YOUR INSTRUCTIONS.
List every line of the entries below that contains the word "sách", copying each one in full.

Stored data

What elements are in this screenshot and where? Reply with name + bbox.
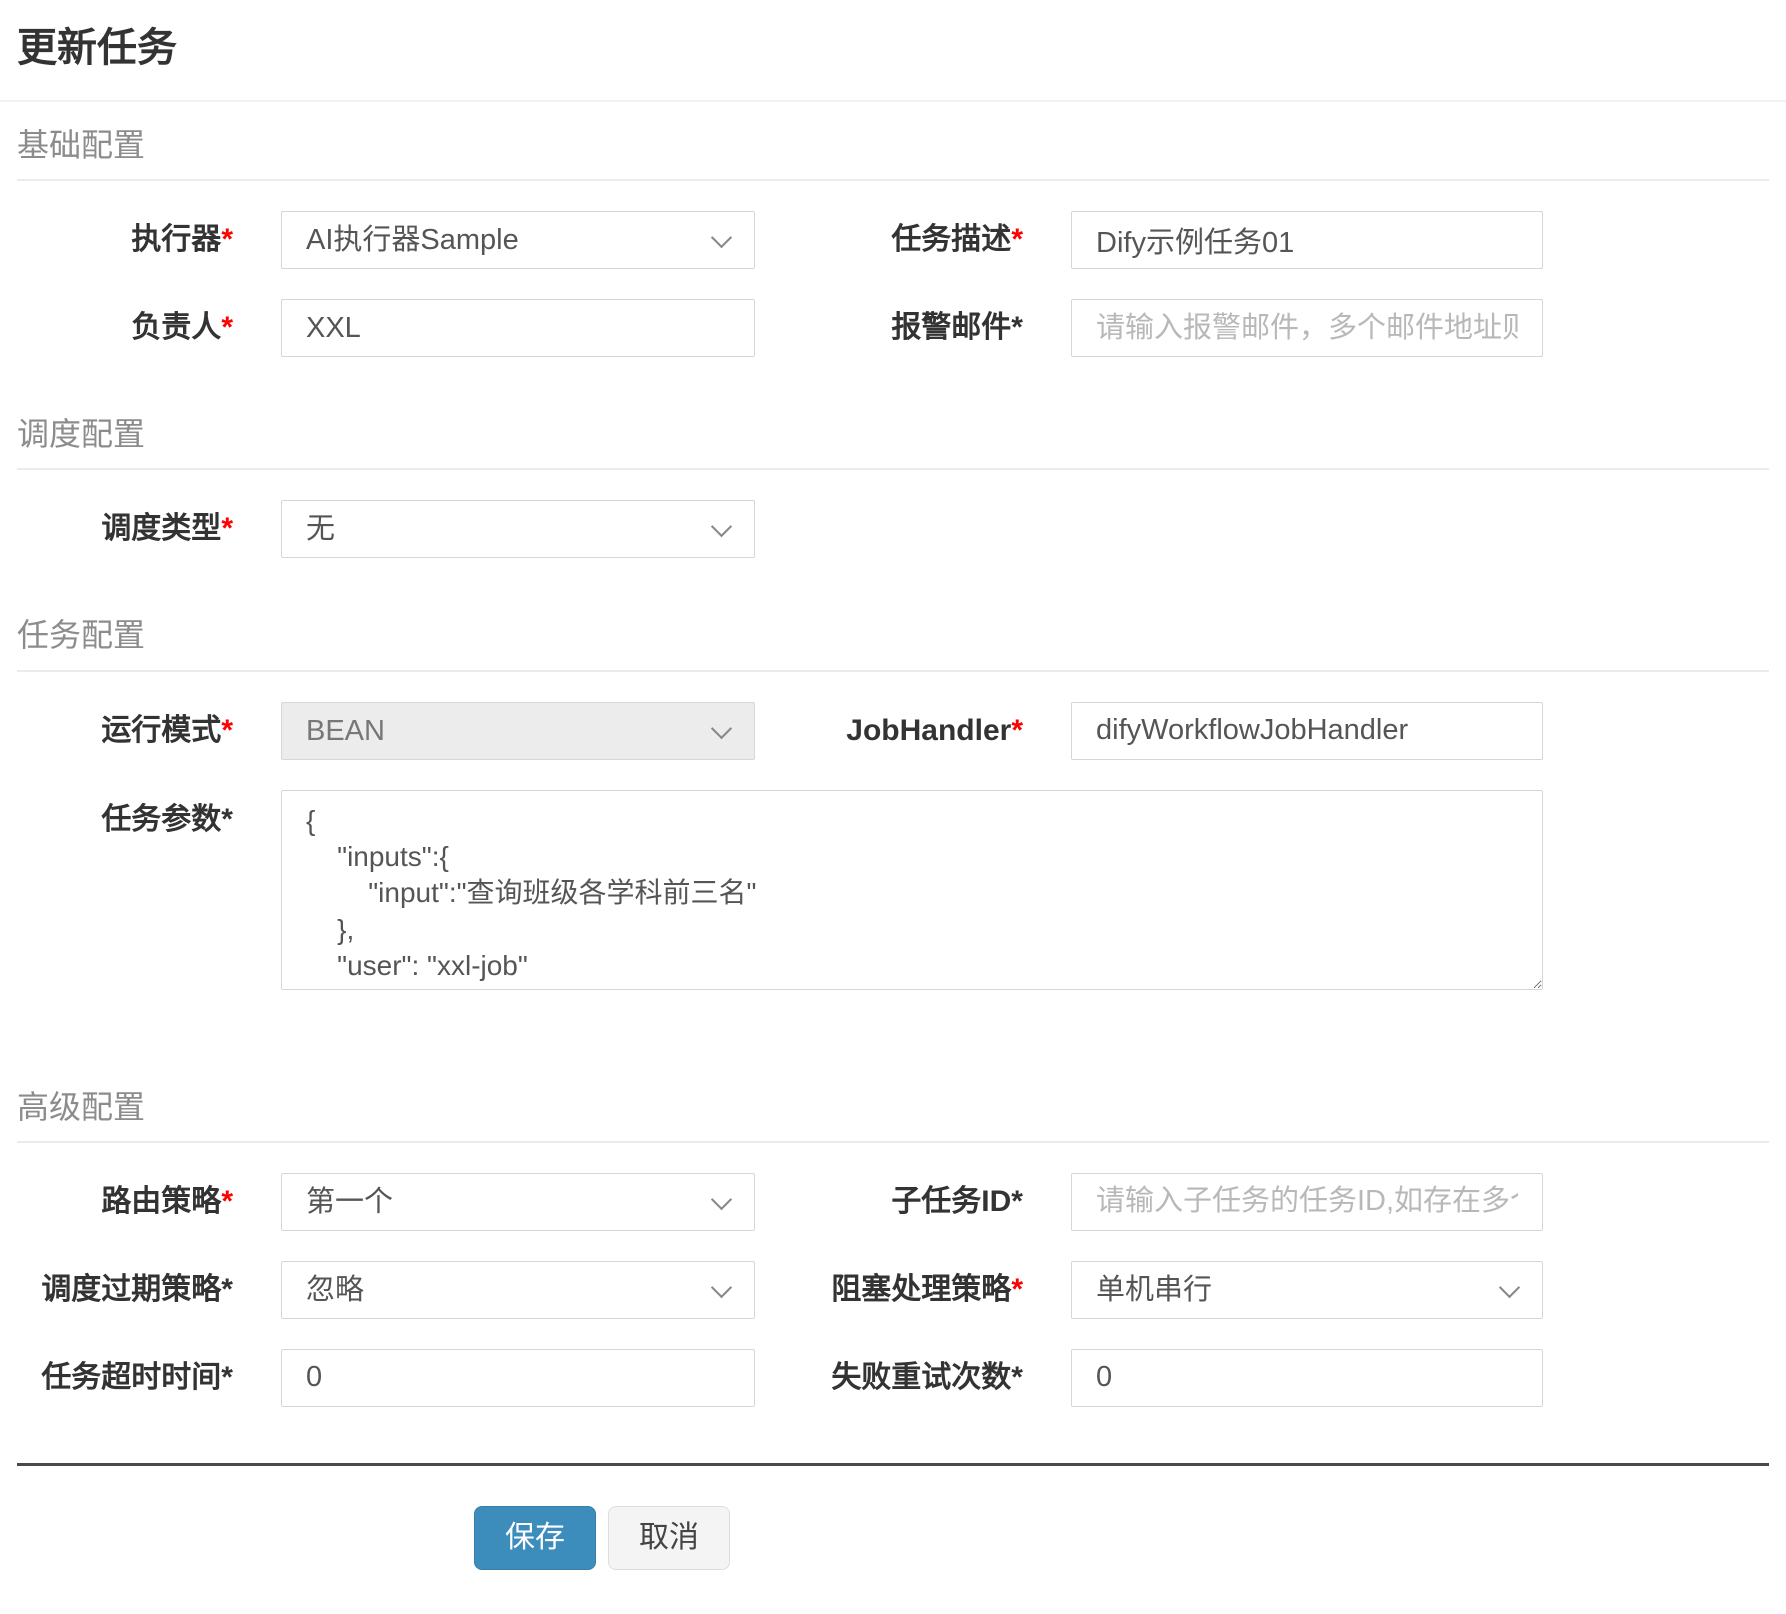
- misfire-strategy-label: 调度过期策略*: [17, 1272, 281, 1308]
- job-desc-label: 任务描述*: [755, 222, 1071, 258]
- route-strategy-label-text: 路由策略: [101, 1185, 221, 1218]
- schedule-type-select-wrap: 无: [281, 500, 755, 558]
- owner-label-text: 负责人: [131, 311, 221, 344]
- section-heading-schedule: 调度配置: [17, 417, 1769, 470]
- route-strategy-select[interactable]: 第一个: [281, 1173, 755, 1231]
- job-handler-input[interactable]: [1071, 702, 1543, 760]
- run-mode-select-disabled: BEAN: [281, 702, 755, 760]
- header-divider: [0, 100, 1786, 102]
- timeout-label: 任务超时时间*: [17, 1360, 281, 1396]
- required-asterisk: *: [221, 1185, 233, 1218]
- required-asterisk: *: [1011, 1273, 1023, 1306]
- save-button[interactable]: 保存: [474, 1506, 596, 1570]
- form-row: 任务参数* { "inputs":{ "input":"查询班级各学科前三名" …: [17, 790, 1769, 990]
- owner-input[interactable]: [281, 299, 755, 357]
- schedule-type-select[interactable]: 无: [281, 500, 755, 558]
- required-asterisk: *: [221, 223, 233, 256]
- run-mode-label: 运行模式*: [17, 713, 281, 749]
- form-row: 调度类型* 无: [17, 500, 1769, 558]
- alarm-email-input[interactable]: [1071, 299, 1543, 357]
- section-heading-basic: 基础配置: [17, 128, 1769, 181]
- block-strategy-label: 阻塞处理策略*: [755, 1272, 1071, 1308]
- job-desc-input[interactable]: [1071, 211, 1543, 269]
- block-strategy-select[interactable]: 单机串行: [1071, 1261, 1543, 1319]
- section-heading-task: 任务配置: [17, 618, 1769, 671]
- cancel-button[interactable]: 取消: [608, 1506, 730, 1570]
- timeout-input[interactable]: [281, 1349, 755, 1407]
- job-desc-label-text: 任务描述: [891, 223, 1011, 256]
- section-heading-advanced: 高级配置: [17, 1090, 1769, 1143]
- schedule-type-label: 调度类型*: [17, 511, 281, 547]
- form-row: 任务超时时间* 失败重试次数*: [17, 1349, 1769, 1407]
- required-asterisk: *: [221, 512, 233, 545]
- retry-count-input[interactable]: [1071, 1349, 1543, 1407]
- executor-label: 执行器*: [17, 222, 281, 258]
- retry-count-label: 失败重试次数*: [755, 1360, 1071, 1396]
- executor-select-wrap: AI执行器Sample: [281, 211, 755, 269]
- child-job-id-input[interactable]: [1071, 1173, 1543, 1231]
- schedule-type-label-text: 调度类型: [101, 512, 221, 545]
- job-handler-label: JobHandler*: [755, 713, 1071, 749]
- update-job-form: 更新任务 基础配置 执行器* AI执行器Sample 任务描述* 负责人* 报警…: [0, 26, 1786, 1570]
- job-param-textarea[interactable]: { "inputs":{ "input":"查询班级各学科前三名" }, "us…: [281, 790, 1543, 990]
- footer-buttons: 保存 取消: [17, 1506, 1769, 1570]
- run-mode-select-wrap: BEAN: [281, 702, 755, 760]
- block-strategy-select-wrap: 单机串行: [1071, 1261, 1543, 1319]
- footer-divider: [17, 1463, 1769, 1466]
- child-job-id-label: 子任务ID*: [755, 1184, 1071, 1220]
- required-asterisk: *: [221, 714, 233, 747]
- alarm-email-label: 报警邮件*: [755, 310, 1071, 346]
- page-title: 更新任务: [17, 26, 1769, 70]
- form-row: 路由策略* 第一个 子任务ID*: [17, 1173, 1769, 1231]
- route-strategy-label: 路由策略*: [17, 1184, 281, 1220]
- executor-label-text: 执行器: [131, 223, 221, 256]
- job-param-label: 任务参数*: [17, 790, 281, 838]
- required-asterisk: *: [1011, 223, 1023, 256]
- form-row: 执行器* AI执行器Sample 任务描述*: [17, 211, 1769, 269]
- form-row: 负责人* 报警邮件*: [17, 299, 1769, 357]
- run-mode-label-text: 运行模式: [101, 714, 221, 747]
- block-strategy-label-text: 阻塞处理策略: [831, 1273, 1011, 1306]
- misfire-strategy-select[interactable]: 忽略: [281, 1261, 755, 1319]
- form-row: 运行模式* BEAN JobHandler*: [17, 702, 1769, 760]
- job-handler-label-text: JobHandler: [846, 714, 1011, 747]
- route-strategy-select-wrap: 第一个: [281, 1173, 755, 1231]
- executor-select[interactable]: AI执行器Sample: [281, 211, 755, 269]
- misfire-strategy-select-wrap: 忽略: [281, 1261, 755, 1319]
- required-asterisk: *: [221, 311, 233, 344]
- form-row: 调度过期策略* 忽略 阻塞处理策略* 单机串行: [17, 1261, 1769, 1319]
- required-asterisk: *: [1011, 714, 1023, 747]
- owner-label: 负责人*: [17, 310, 281, 346]
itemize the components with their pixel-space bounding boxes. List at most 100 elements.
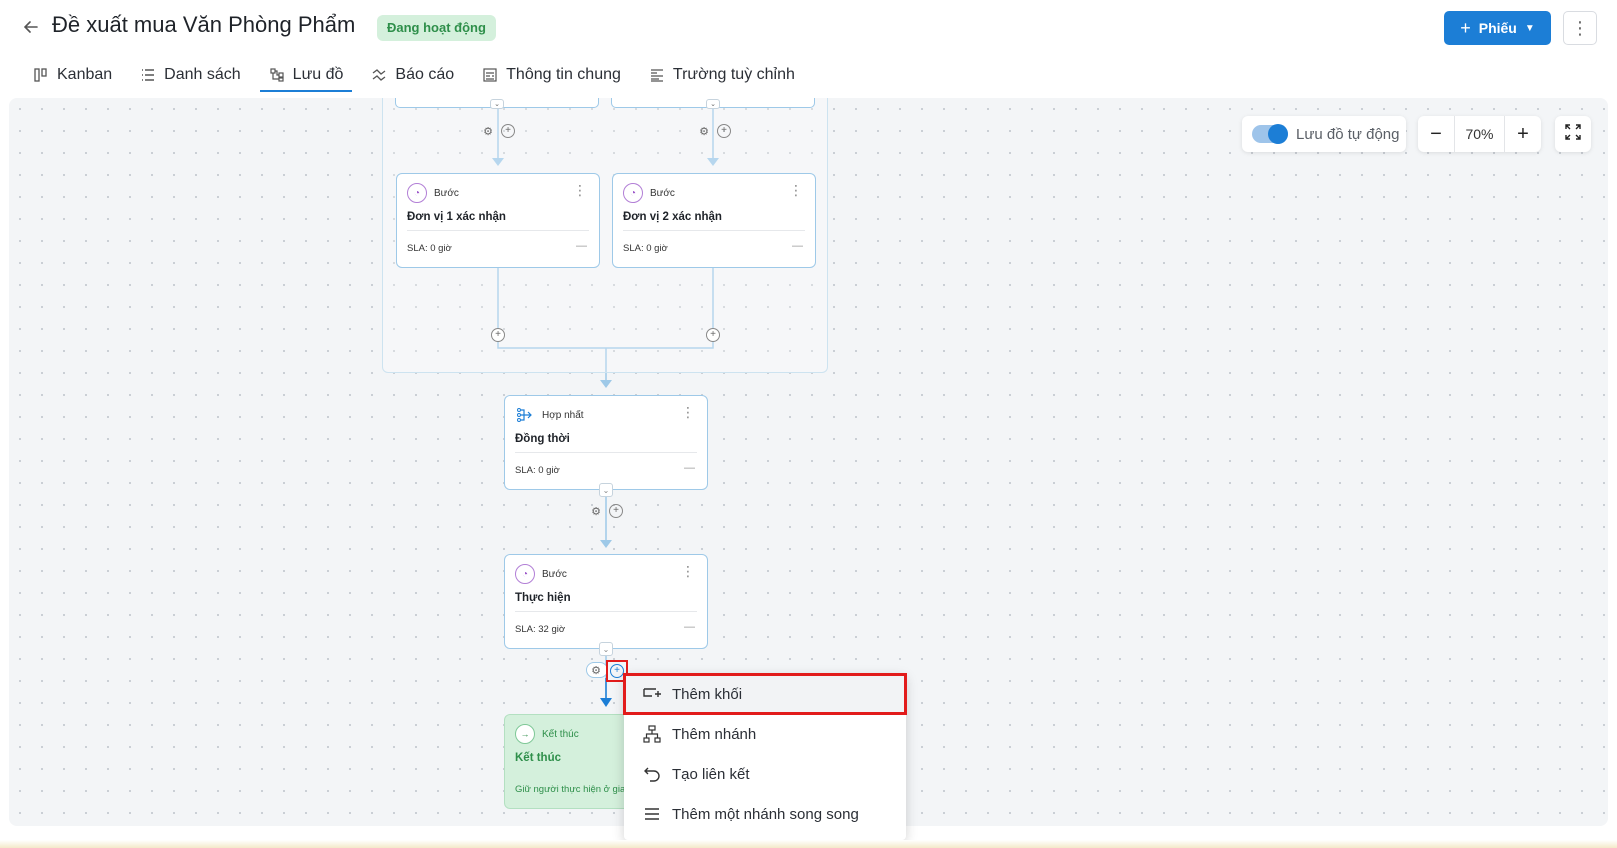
gear-icon[interactable]: ⚙ <box>589 504 603 518</box>
step-node-1[interactable]: ◔ Bước ⋮ Đơn vị 1 xác nhận SLA: 0 giờ — <box>396 173 600 268</box>
menu-item-label: Thêm khối <box>672 685 743 703</box>
tab-report[interactable]: Báo cáo <box>362 60 463 90</box>
tab-label: Thông tin chung <box>506 66 621 83</box>
zoom-level: 70% <box>1454 116 1505 152</box>
minus-icon: − <box>1430 122 1442 145</box>
node-type-label: Bước <box>650 187 675 199</box>
flowchart-icon <box>269 67 285 83</box>
node-sla: SLA: 32 giờ <box>515 624 566 635</box>
add-circle-icon[interactable]: + <box>491 328 505 342</box>
tab-list[interactable]: Danh sách <box>131 60 250 90</box>
node-name: Đơn vị 2 xác nhận <box>623 211 722 223</box>
fullscreen-button[interactable] <box>1555 116 1591 152</box>
kebab-icon[interactable]: ⋮ <box>789 183 803 197</box>
list-icon <box>140 67 156 83</box>
node-type-label: Bước <box>434 187 459 199</box>
step-icon: ◔ <box>623 183 643 203</box>
menu-item-add-block[interactable]: Thêm khối <box>623 673 907 715</box>
node-name: Đồng thời <box>515 433 570 445</box>
menu-item-create-link[interactable]: Tạo liên kết <box>624 754 906 794</box>
menu-item-add-parallel-branch[interactable]: Thêm một nhánh song song <box>624 794 906 834</box>
add-block-icon <box>642 684 662 704</box>
end-icon: → <box>515 724 535 744</box>
tab-label: Lưu đồ <box>292 66 344 83</box>
report-icon <box>371 67 387 83</box>
chevron-down-icon[interactable]: ⌄ <box>490 99 504 109</box>
node-type-label: Bước <box>542 568 567 580</box>
caret-down-icon: ▼ <box>1524 22 1535 34</box>
create-ticket-button[interactable]: + Phiếu ▼ <box>1444 11 1551 45</box>
add-circle-icon[interactable]: + <box>501 124 515 138</box>
divider <box>515 452 697 453</box>
zoom-control: − 70% + <box>1418 116 1541 152</box>
step-icon: ◔ <box>515 564 535 584</box>
node-description: Giữ người thực hiện ở giai <box>515 784 628 795</box>
tab-label: Trường tuỳ chỉnh <box>672 66 795 83</box>
menu-item-label: Thêm nhánh <box>672 725 757 743</box>
chevron-down-icon[interactable]: ⌄ <box>706 99 720 109</box>
node-sla: SLA: 0 giờ <box>623 243 668 254</box>
tab-label: Báo cáo <box>395 66 455 83</box>
step-node-exec[interactable]: ◔ Bước ⋮ Thực hiện SLA: 32 giờ — ⌄ <box>504 554 708 656</box>
node-name: Đơn vị 1 xác nhận <box>407 211 506 223</box>
kebab-icon[interactable]: ⋮ <box>573 183 587 197</box>
kebab-icon: ⋮ <box>1571 17 1589 38</box>
tab-flowchart[interactable]: Lưu đồ <box>259 60 353 92</box>
add-context-menu: Thêm khối Thêm nhánh Tạo liên kết Thêm m… <box>623 673 907 840</box>
gear-icon[interactable]: ⚙ <box>697 124 711 138</box>
merge-icon <box>515 405 535 425</box>
status-badge: Đang hoạt động <box>377 15 496 41</box>
more-options-button[interactable]: ⋮ <box>1563 11 1597 45</box>
node-header: ◔ Bước <box>515 564 567 584</box>
node-sla: SLA: 0 giờ <box>407 243 452 254</box>
auto-flow-label: Lưu đồ tự động <box>1296 125 1400 143</box>
dash-icon: — <box>684 621 695 633</box>
tab-custom-fields[interactable]: Trường tuỳ chỉnh <box>640 60 804 90</box>
tab-kanban[interactable]: Kanban <box>24 60 121 90</box>
add-circle-icon[interactable]: + <box>609 504 623 518</box>
kebab-icon[interactable]: ⋮ <box>681 564 695 578</box>
node-name: Kết thúc <box>515 752 561 764</box>
plus-icon: + <box>1460 17 1471 38</box>
add-circle-icon[interactable]: + <box>717 124 731 138</box>
node-sla: SLA: 0 giờ <box>515 465 560 476</box>
end-node[interactable]: → Kết thúc Kết thúc Giữ người thực hiện … <box>504 714 630 809</box>
node-type-label: Kết thúc <box>542 728 579 740</box>
view-tabs: Kanban Danh sách Lưu đồ Báo cáo Thông ti… <box>24 60 814 92</box>
chevron-down-icon[interactable]: ⌄ <box>599 642 613 656</box>
toggle-switch[interactable] <box>1252 124 1288 144</box>
gear-icon[interactable]: ⚙ <box>481 124 495 138</box>
tab-general-info[interactable]: Thông tin chung <box>473 60 630 90</box>
parallel-branch-icon <box>642 804 662 824</box>
node-header: → Kết thúc <box>515 724 579 744</box>
link-icon <box>642 764 662 784</box>
page-title: Đề xuất mua Văn Phòng Phẩm <box>52 12 356 37</box>
back-arrow-icon[interactable] <box>20 16 42 38</box>
step-icon: ◔ <box>407 183 427 203</box>
dash-icon: — <box>792 240 803 252</box>
divider <box>515 611 697 612</box>
auto-flow-toggle[interactable]: Lưu đồ tự động <box>1242 116 1406 152</box>
zoom-out-button[interactable]: − <box>1418 116 1454 152</box>
fullscreen-icon <box>1565 123 1581 145</box>
gear-icon[interactable]: ⚙ <box>589 663 603 677</box>
tab-label: Danh sách <box>164 66 241 83</box>
node-name: Thực hiện <box>515 592 571 604</box>
page-header: Đề xuất mua Văn Phòng Phẩm Đang hoạt độn… <box>0 0 1617 58</box>
kebab-icon[interactable]: ⋮ <box>681 405 695 419</box>
node-header: ◔ Bước <box>407 183 459 203</box>
step-node-2[interactable]: ◔ Bước ⋮ Đơn vị 2 xác nhận SLA: 0 giờ — <box>612 173 816 268</box>
menu-item-add-branch[interactable]: Thêm nhánh <box>624 714 906 754</box>
menu-item-label: Thêm một nhánh song song <box>672 805 859 823</box>
merge-node[interactable]: Hợp nhất ⋮ Đồng thời SLA: 0 giờ — ⌄ <box>504 395 708 497</box>
node-header: ◔ Bước <box>623 183 675 203</box>
plus-icon: + <box>1517 122 1529 145</box>
dash-icon: — <box>684 462 695 474</box>
chevron-down-icon[interactable]: ⌄ <box>599 483 613 497</box>
add-circle-icon[interactable]: + <box>706 328 720 342</box>
custom-fields-icon <box>649 67 665 83</box>
zoom-in-button[interactable]: + <box>1505 116 1541 152</box>
branch-icon <box>642 724 662 744</box>
info-icon <box>482 67 498 83</box>
node-header: Hợp nhất <box>515 405 584 425</box>
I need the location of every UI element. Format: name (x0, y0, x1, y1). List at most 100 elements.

OUTPUT BELOW.
tab-list[interactable]: Danh sách <box>131 60 250 90</box>
view-tabs: Kanban Danh sách Lưu đồ Báo cáo Thông ti… <box>24 60 814 92</box>
tab-label: Danh sách <box>164 66 241 83</box>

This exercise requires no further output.